* [Short problem]: Restate each of the lines given below, word for word.

* [Available records]:
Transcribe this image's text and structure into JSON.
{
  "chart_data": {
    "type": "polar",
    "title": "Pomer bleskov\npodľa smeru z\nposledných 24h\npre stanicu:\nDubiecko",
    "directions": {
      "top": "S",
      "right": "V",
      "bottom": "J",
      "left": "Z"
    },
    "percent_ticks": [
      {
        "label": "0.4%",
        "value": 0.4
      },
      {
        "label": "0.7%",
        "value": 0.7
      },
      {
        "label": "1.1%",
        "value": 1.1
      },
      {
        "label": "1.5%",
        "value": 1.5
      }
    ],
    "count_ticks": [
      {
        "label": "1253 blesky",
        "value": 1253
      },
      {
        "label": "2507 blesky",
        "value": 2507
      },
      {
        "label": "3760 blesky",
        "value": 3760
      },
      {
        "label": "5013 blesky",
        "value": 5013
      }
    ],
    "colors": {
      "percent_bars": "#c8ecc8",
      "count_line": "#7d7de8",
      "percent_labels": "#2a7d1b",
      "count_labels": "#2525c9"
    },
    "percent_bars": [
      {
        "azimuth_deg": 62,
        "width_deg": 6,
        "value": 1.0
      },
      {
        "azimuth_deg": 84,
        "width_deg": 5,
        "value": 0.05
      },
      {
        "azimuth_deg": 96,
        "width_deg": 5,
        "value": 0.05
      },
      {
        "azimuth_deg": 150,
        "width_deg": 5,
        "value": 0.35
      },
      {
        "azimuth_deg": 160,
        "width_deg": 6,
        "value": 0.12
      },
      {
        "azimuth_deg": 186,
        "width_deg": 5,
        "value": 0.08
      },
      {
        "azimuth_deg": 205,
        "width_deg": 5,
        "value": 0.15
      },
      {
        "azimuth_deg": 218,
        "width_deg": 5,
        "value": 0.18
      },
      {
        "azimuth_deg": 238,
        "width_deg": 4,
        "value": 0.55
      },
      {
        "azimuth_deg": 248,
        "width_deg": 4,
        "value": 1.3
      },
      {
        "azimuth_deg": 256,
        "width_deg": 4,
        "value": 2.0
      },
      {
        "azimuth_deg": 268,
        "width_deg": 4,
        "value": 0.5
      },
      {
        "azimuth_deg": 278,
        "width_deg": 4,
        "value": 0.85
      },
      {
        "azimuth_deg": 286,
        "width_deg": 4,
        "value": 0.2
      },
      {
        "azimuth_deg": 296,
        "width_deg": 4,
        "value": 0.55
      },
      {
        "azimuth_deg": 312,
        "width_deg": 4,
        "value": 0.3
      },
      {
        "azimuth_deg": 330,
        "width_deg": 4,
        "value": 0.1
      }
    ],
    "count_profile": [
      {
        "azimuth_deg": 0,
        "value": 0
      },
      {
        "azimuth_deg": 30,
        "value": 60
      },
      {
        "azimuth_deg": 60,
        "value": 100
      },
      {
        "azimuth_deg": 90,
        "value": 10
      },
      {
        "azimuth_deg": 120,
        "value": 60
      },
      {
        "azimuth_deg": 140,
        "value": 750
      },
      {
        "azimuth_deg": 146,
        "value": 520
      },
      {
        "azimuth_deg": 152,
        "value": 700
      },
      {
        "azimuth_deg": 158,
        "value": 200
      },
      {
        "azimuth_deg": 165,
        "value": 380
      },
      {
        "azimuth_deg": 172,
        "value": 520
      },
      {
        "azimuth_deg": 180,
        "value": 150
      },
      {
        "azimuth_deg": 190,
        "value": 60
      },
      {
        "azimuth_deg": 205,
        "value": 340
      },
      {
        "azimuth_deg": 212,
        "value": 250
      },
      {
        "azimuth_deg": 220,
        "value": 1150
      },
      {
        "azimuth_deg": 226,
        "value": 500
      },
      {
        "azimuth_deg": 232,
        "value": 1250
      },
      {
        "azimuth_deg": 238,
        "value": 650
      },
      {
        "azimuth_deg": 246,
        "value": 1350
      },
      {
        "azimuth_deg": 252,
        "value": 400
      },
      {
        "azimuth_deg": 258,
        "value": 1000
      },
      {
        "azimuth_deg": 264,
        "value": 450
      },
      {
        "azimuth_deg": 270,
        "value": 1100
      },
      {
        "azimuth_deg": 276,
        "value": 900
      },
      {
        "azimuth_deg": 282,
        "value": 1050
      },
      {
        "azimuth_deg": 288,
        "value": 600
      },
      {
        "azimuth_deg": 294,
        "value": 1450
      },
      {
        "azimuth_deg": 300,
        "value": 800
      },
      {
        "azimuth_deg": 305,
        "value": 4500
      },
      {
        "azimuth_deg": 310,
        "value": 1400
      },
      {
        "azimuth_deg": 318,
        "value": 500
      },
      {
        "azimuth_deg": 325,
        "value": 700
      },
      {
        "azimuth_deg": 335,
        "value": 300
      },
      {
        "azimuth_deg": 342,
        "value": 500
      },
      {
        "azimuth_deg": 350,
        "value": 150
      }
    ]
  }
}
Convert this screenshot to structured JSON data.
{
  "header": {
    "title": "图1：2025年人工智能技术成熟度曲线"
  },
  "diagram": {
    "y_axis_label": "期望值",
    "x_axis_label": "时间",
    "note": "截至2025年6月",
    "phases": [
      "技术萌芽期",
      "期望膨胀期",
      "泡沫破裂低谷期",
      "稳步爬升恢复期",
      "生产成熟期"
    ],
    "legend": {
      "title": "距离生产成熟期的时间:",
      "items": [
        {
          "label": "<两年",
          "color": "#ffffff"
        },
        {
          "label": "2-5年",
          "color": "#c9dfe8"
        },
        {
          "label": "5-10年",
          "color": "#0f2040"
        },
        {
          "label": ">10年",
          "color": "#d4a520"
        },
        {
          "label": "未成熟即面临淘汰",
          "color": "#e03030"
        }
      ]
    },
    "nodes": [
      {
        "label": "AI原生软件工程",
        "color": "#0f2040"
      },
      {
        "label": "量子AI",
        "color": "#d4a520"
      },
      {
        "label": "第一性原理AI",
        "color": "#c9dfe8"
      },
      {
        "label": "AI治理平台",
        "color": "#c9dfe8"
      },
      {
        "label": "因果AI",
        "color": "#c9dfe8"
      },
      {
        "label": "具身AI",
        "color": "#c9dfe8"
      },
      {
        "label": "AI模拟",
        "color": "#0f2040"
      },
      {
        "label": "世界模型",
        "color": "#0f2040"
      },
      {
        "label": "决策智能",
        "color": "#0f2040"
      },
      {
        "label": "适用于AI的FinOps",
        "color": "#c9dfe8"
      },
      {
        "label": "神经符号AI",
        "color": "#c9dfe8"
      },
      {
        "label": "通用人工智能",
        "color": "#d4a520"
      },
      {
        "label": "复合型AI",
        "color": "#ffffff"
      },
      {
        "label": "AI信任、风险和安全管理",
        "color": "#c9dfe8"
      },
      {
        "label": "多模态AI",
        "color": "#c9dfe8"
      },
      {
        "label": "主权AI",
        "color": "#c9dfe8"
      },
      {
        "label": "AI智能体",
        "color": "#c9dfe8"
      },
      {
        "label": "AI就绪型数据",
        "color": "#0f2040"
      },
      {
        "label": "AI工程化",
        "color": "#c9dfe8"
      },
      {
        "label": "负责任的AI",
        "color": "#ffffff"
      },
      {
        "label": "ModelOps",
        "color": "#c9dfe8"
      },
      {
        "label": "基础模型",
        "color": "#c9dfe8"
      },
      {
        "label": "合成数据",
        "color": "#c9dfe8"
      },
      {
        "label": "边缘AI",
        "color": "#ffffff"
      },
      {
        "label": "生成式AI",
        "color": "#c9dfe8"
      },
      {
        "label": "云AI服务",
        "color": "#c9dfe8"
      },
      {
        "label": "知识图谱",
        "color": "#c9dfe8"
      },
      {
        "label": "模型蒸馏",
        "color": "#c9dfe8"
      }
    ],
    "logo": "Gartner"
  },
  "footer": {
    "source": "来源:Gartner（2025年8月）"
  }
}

* [Reply]:
Transcribe this image's text and structure into JSON.
{
  "chart_data": {
    "type": "polar",
    "title": "Pomer bleskov\npodľa smeru z\nposledných 24h\npre stanicu:\nDubiecko",
    "directions": {
      "top": "S",
      "right": "V",
      "bottom": "J",
      "left": "Z"
    },
    "percent_ticks": [
      {
        "label": "0.4%",
        "value": 0.4
      },
      {
        "label": "0.7%",
        "value": 0.7
      },
      {
        "label": "1.1%",
        "value": 1.1
      },
      {
        "label": "1.5%",
        "value": 1.5
      }
    ],
    "count_ticks": [
      {
        "label": "1253 blesky",
        "value": 1253
      },
      {
        "label": "2507 blesky",
        "value": 2507
      },
      {
        "label": "3760 blesky",
        "value": 3760
      },
      {
        "label": "5013 blesky",
        "value": 5013
      }
    ],
    "colors": {
      "percent_bars": "#c8ecc8",
      "count_line": "#7d7de8",
      "percent_labels": "#2a7d1b",
      "count_labels": "#2525c9"
    },
    "percent_bars": [
      {
        "azimuth_deg": 62,
        "width_deg": 6,
        "value": 1.0
      },
      {
        "azimuth_deg": 84,
        "width_deg": 5,
        "value": 0.05
      },
      {
        "azimuth_deg": 96,
        "width_deg": 5,
        "value": 0.05
      },
      {
        "azimuth_deg": 150,
        "width_deg": 5,
        "value": 0.35
      },
      {
        "azimuth_deg": 160,
        "width_deg": 6,
        "value": 0.12
      },
      {
        "azimuth_deg": 186,
        "width_deg": 5,
        "value": 0.08
      },
      {
        "azimuth_deg": 205,
        "width_deg": 5,
        "value": 0.15
      },
      {
        "azimuth_deg": 218,
        "width_deg": 5,
        "value": 0.18
      },
      {
        "azimuth_deg": 238,
        "width_deg": 4,
        "value": 0.55
      },
      {
        "azimuth_deg": 248,
        "width_deg": 4,
        "value": 1.3
      },
      {
        "azimuth_deg": 256,
        "width_deg": 4,
        "value": 2.0
      },
      {
        "azimuth_deg": 268,
        "width_deg": 4,
        "value": 0.5
      },
      {
        "azimuth_deg": 278,
        "width_deg": 4,
        "value": 0.85
      },
      {
        "azimuth_deg": 286,
        "width_deg": 4,
        "value": 0.2
      },
      {
        "azimuth_deg": 296,
        "width_deg": 4,
        "value": 0.55
      },
      {
        "azimuth_deg": 312,
        "width_deg": 4,
        "value": 0.3
      },
      {
        "azimuth_deg": 330,
        "width_deg": 4,
        "value": 0.1
      }
    ],
    "count_profile": [
      {
        "azimuth_deg": 0,
        "value": 0
      },
      {
        "azimuth_deg": 30,
        "value": 60
      },
      {
        "azimuth_deg": 60,
        "value": 100
      },
      {
        "azimuth_deg": 90,
        "value": 10
      },
      {
        "azimuth_deg": 120,
        "value": 60
      },
      {
        "azimuth_deg": 140,
        "value": 750
      },
      {
        "azimuth_deg": 146,
        "value": 520
      },
      {
        "azimuth_deg": 152,
        "value": 700
      },
      {
        "azimuth_deg": 158,
        "value": 200
      },
      {
        "azimuth_deg": 165,
        "value": 380
      },
      {
        "azimuth_deg": 172,
        "value": 520
      },
      {
        "azimuth_deg": 180,
        "value": 150
      },
      {
        "azimuth_deg": 190,
        "value": 60
      },
      {
        "azimuth_deg": 205,
        "value": 340
      },
      {
        "azimuth_deg": 212,
        "value": 250
      },
      {
        "azimuth_deg": 220,
        "value": 1150
      },
      {
        "azimuth_deg": 226,
        "value": 500
      },
      {
        "azimuth_deg": 232,
        "value": 1250
      },
      {
        "azimuth_deg": 238,
        "value": 650
      },
      {
        "azimuth_deg": 246,
        "value": 1350
      },
      {
        "azimuth_deg": 252,
        "value": 400
      },
      {
        "azimuth_deg": 258,
        "value": 1000
      },
      {
        "azimuth_deg": 264,
        "value": 450
      },
      {
        "azimuth_deg": 270,
        "value": 1100
      },
      {
        "azimuth_deg": 276,
        "value": 900
      },
      {
        "azimuth_deg": 282,
        "value": 1050
      },
      {
        "azimuth_deg": 288,
        "value": 600
      },
      {
        "azimuth_deg": 294,
        "value": 1450
      },
      {
        "azimuth_deg": 300,
        "value": 800
      },
      {
        "azimuth_deg": 305,
        "value": 4500
      },
      {
        "azimuth_deg": 310,
        "value": 1400
      },
      {
        "azimuth_deg": 318,
        "value": 500
      },
      {
        "azimuth_deg": 325,
        "value": 700
      },
      {
        "azimuth_deg": 335,
        "value": 300
      },
      {
        "azimuth_deg": 342,
        "value": 500
      },
      {
        "azimuth_deg": 350,
        "value": 150
      }
    ]
  }
}
Convert this screenshot to structured JSON data.
{
  "header": {
    "title": "图1：2025年人工智能技术成熟度曲线"
  },
  "diagram": {
    "y_axis_label": "期望值",
    "x_axis_label": "时间",
    "note": "截至2025年6月",
    "phases": [
      "技术萌芽期",
      "期望膨胀期",
      "泡沫破裂低谷期",
      "稳步爬升恢复期",
      "生产成熟期"
    ],
    "legend": {
      "title": "距离生产成熟期的时间:",
      "items": [
        {
          "label": "<两年",
          "color": "#ffffff"
        },
        {
          "label": "2-5年",
          "color": "#c9dfe8"
        },
        {
          "label": "5-10年",
          "color": "#0f2040"
        },
        {
          "label": ">10年",
          "color": "#d4a520"
        },
        {
          "label": "未成熟即面临淘汰",
          "color": "#e03030"
        }
      ]
    },
    "nodes": [
      {
        "label": "AI原生软件工程",
        "color": "#0f2040"
      },
      {
        "label": "量子AI",
        "color": "#d4a520"
      },
      {
        "label": "第一性原理AI",
        "color": "#c9dfe8"
      },
      {
        "label": "AI治理平台",
        "color": "#c9dfe8"
      },
      {
        "label": "因果AI",
        "color": "#c9dfe8"
      },
      {
        "label": "具身AI",
        "color": "#c9dfe8"
      },
      {
        "label": "AI模拟",
        "color": "#0f2040"
      },
      {
        "label": "世界模型",
        "color": "#0f2040"
      },
      {
        "label": "决策智能",
        "color": "#0f2040"
      },
      {
        "label": "适用于AI的FinOps",
        "color": "#c9dfe8"
      },
      {
        "label": "神经符号AI",
        "color": "#c9dfe8"
      },
      {
        "label": "通用人工智能",
        "color": "#d4a520"
      },
      {
        "label": "复合型AI",
        "color": "#ffffff"
      },
      {
        "label": "AI信任、风险和安全管理",
        "color": "#c9dfe8"
      },
      {
        "label": "多模态AI",
        "color": "#c9dfe8"
      },
      {
        "label": "主权AI",
        "color": "#c9dfe8"
      },
      {
        "label": "AI智能体",
        "color": "#c9dfe8"
      },
      {
        "label": "AI就绪型数据",
        "color": "#0f2040"
      },
      {
        "label": "AI工程化",
        "color": "#c9dfe8"
      },
      {
        "label": "负责任的AI",
        "color": "#ffffff"
      },
      {
        "label": "ModelOps",
        "color": "#c9dfe8"
      },
      {
        "label": "基础模型",
        "color": "#c9dfe8"
      },
      {
        "label": "合成数据",
        "color": "#c9dfe8"
      },
      {
        "label": "边缘AI",
        "color": "#ffffff"
      },
      {
        "label": "生成式AI",
        "color": "#c9dfe8"
      },
      {
        "label": "云AI服务",
        "color": "#c9dfe8"
      },
      {
        "label": "知识图谱",
        "color": "#c9dfe8"
      },
      {
        "label": "模型蒸馏",
        "color": "#c9dfe8"
      }
    ],
    "logo": "Gartner"
  },
  "footer": {
    "source": "来源:Gartner（2025年8月）"
  }
}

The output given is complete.